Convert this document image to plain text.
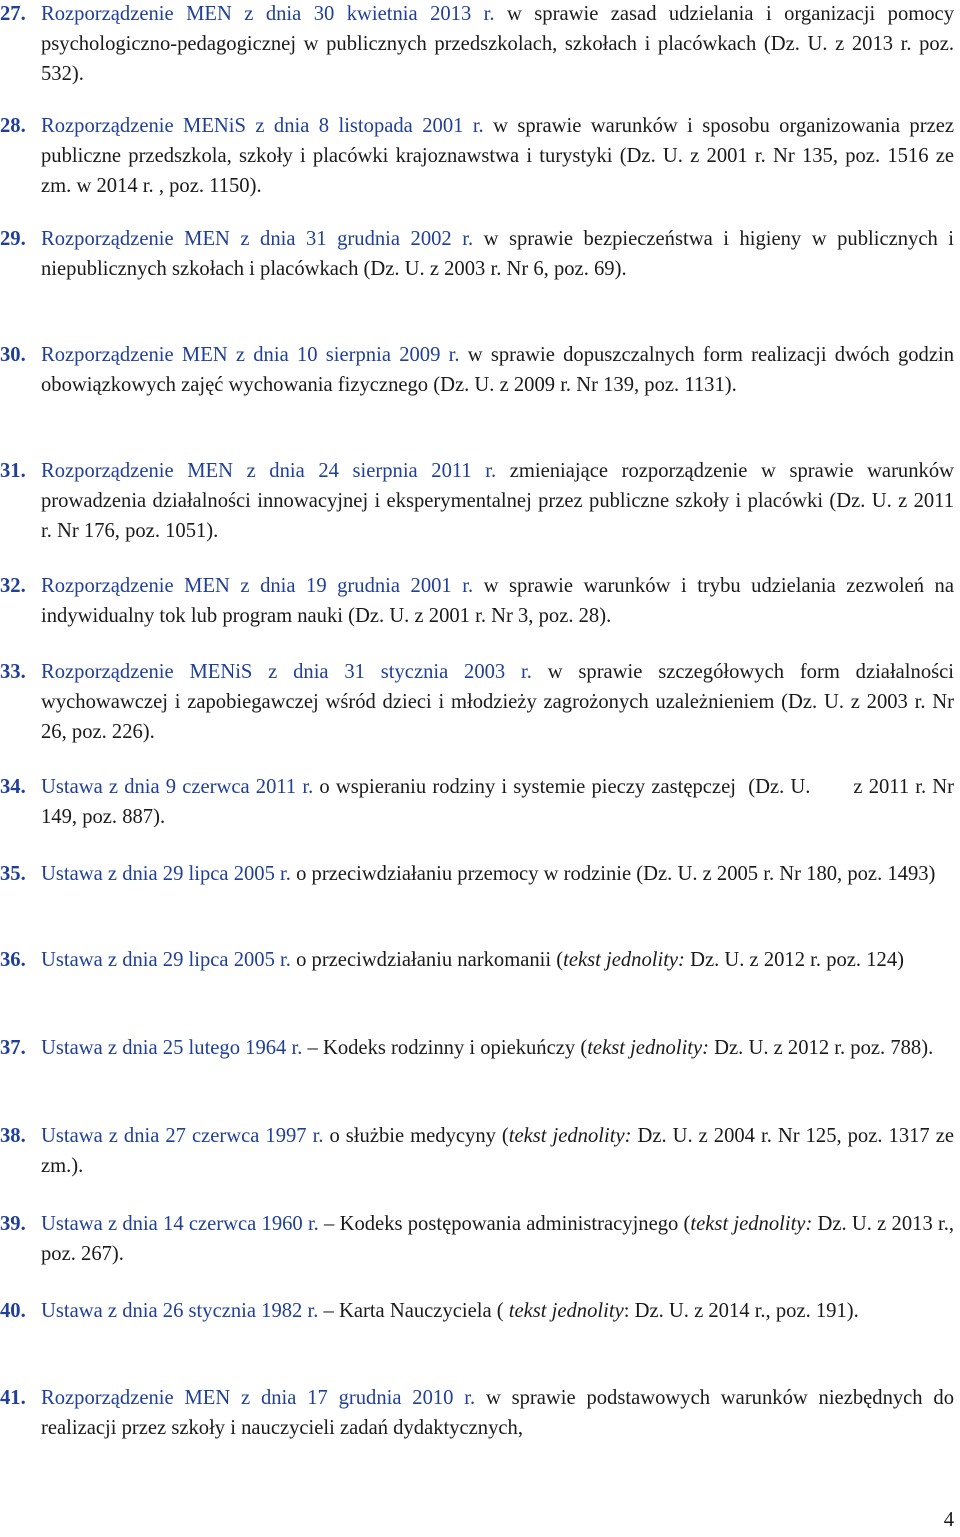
27. Rozporządzenie MEN z dnia 30 kwietnia 2013 r. w sprawie zasad udzielania i organizacji pomocy psychologiczno-pedagogicznej w publicznych przedszkolach, szkołach i placówkach (Dz. U. z 2013 r. poz. 532).
28. Rozporządzenie MENiS z dnia 8 listopada 2001 r. w sprawie warunków i sposobu organizowania przez publiczne przedszkola, szkoły i placówki krajoznawstwa i turystyki (Dz. U. z 2001 r. Nr 135, poz. 1516 ze zm. w 2014 r. , poz. 1150).
29. Rozporządzenie MEN z dnia 31 grudnia 2002 r. w sprawie bezpieczeństwa i higieny w publicznych i niepublicznych szkołach i placówkach (Dz. U. z 2003 r. Nr 6, poz. 69).
30. Rozporządzenie MEN z dnia 10 sierpnia 2009 r. w sprawie dopuszczalnych form realizacji dwóch godzin obowiązkowych zajęć wychowania fizycznego (Dz. U. z 2009 r. Nr 139, poz. 1131).
31. Rozporządzenie MEN z dnia 24 sierpnia 2011 r. zmieniające rozporządzenie w sprawie warunków prowadzenia działalności innowacyjnej i eksperymentalnej przez publiczne szkoły i placówki (Dz. U. z 2011 r. Nr 176, poz. 1051).
32. Rozporządzenie MEN z dnia 19 grudnia 2001 r. w sprawie warunków i trybu udzielania zezwoleń na indywidualny tok lub program nauki (Dz. U. z 2001 r. Nr 3, poz. 28).
33. Rozporządzenie MENiS z dnia 31 stycznia 2003 r. w sprawie szczegółowych form działalności wychowawczej i zapobiegawczej wśród dzieci i młodzieży zagrożonych uzależnieniem (Dz. U. z 2003 r. Nr 26, poz. 226).
34. Ustawa z dnia 9 czerwca 2011 r. o wspieraniu rodziny i systemie pieczy zastępczej  (Dz. U.       z 2011 r. Nr 149, poz. 887).
35. Ustawa z dnia 29 lipca 2005 r. o przeciwdziałaniu przemocy w rodzinie (Dz. U. z 2005 r. Nr 180, poz. 1493)
36. Ustawa z dnia 29 lipca 2005 r. o przeciwdziałaniu narkomanii (tekst jednolity: Dz. U. z 2012 r. poz. 124)
37. Ustawa z dnia 25 lutego 1964 r. – Kodeks rodzinny i opiekuńczy (tekst jednolity: Dz. U. z 2012 r. poz. 788).
38. Ustawa z dnia 27 czerwca 1997 r. o służbie medycyny (tekst jednolity: Dz. U. z 2004 r. Nr 125, poz. 1317 ze zm.).
39. Ustawa z dnia 14 czerwca 1960 r. – Kodeks postępowania administracyjnego (tekst jednolity: Dz. U. z 2013 r., poz. 267).
40. Ustawa z dnia 26 stycznia 1982 r. – Karta Nauczyciela ( tekst jednolity: Dz. U. z 2014 r., poz. 191).
41. Rozporządzenie MEN z dnia 17 grudnia 2010 r. w sprawie podstawowych warunków niezbędnych do realizacji przez szkoły i nauczycieli zadań dydaktycznych,
4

=== EXERCISE DESCRIPTION ===
Set the entries down again exactly. Do not include the images.

=== ANSWER TO THIS TASK ===
Convert this document image to plain text.
27. Rozporządzenie MEN z dnia 30 kwietnia 2013 r. w sprawie zasad udzielania i organizacji pomocy psychologiczno-pedagogicznej w publicznych przedszkolach, szkołach i placówkach (Dz. U. z 2013 r. poz. 532).
28. Rozporządzenie MENiS z dnia 8 listopada 2001 r. w sprawie warunków i sposobu organizowania przez publiczne przedszkola, szkoły i placówki krajoznawstwa i turystyki (Dz. U. z 2001 r. Nr 135, poz. 1516 ze zm. w 2014 r. , poz. 1150).
29. Rozporządzenie MEN z dnia 31 grudnia 2002 r. w sprawie bezpieczeństwa i higieny w publicznych i niepublicznych szkołach i placówkach (Dz. U. z 2003 r. Nr 6, poz. 69).
30. Rozporządzenie MEN z dnia 10 sierpnia 2009 r. w sprawie dopuszczalnych form realizacji dwóch godzin obowiązkowych zajęć wychowania fizycznego (Dz. U. z 2009 r. Nr 139, poz. 1131).
31. Rozporządzenie MEN z dnia 24 sierpnia 2011 r. zmieniające rozporządzenie w sprawie warunków prowadzenia działalności innowacyjnej i eksperymentalnej przez publiczne szkoły i placówki (Dz. U. z 2011 r. Nr 176, poz. 1051).
32. Rozporządzenie MEN z dnia 19 grudnia 2001 r. w sprawie warunków i trybu udzielania zezwoleń na indywidualny tok lub program nauki (Dz. U. z 2001 r. Nr 3, poz. 28).
33. Rozporządzenie MENiS z dnia 31 stycznia 2003 r. w sprawie szczegółowych form działalności wychowawczej i zapobiegawczej wśród dzieci i młodzieży zagrożonych uzależnieniem (Dz. U. z 2003 r. Nr 26, poz. 226).
34. Ustawa z dnia 9 czerwca 2011 r. o wspieraniu rodziny i systemie pieczy zastępczej  (Dz. U.       z 2011 r. Nr 149, poz. 887).
35. Ustawa z dnia 29 lipca 2005 r. o przeciwdziałaniu przemocy w rodzinie (Dz. U. z 2005 r. Nr 180, poz. 1493)
36. Ustawa z dnia 29 lipca 2005 r. o przeciwdziałaniu narkomanii (tekst jednolity: Dz. U. z 2012 r. poz. 124)
37. Ustawa z dnia 25 lutego 1964 r. – Kodeks rodzinny i opiekuńczy (tekst jednolity: Dz. U. z 2012 r. poz. 788).
38. Ustawa z dnia 27 czerwca 1997 r. o służbie medycyny (tekst jednolity: Dz. U. z 2004 r. Nr 125, poz. 1317 ze zm.).
39. Ustawa z dnia 14 czerwca 1960 r. – Kodeks postępowania administracyjnego (tekst jednolity: Dz. U. z 2013 r., poz. 267).
40. Ustawa z dnia 26 stycznia 1982 r. – Karta Nauczyciela ( tekst jednolity: Dz. U. z 2014 r., poz. 191).
41. Rozporządzenie MEN z dnia 17 grudnia 2010 r. w sprawie podstawowych warunków niezbędnych do realizacji przez szkoły i nauczycieli zadań dydaktycznych,
4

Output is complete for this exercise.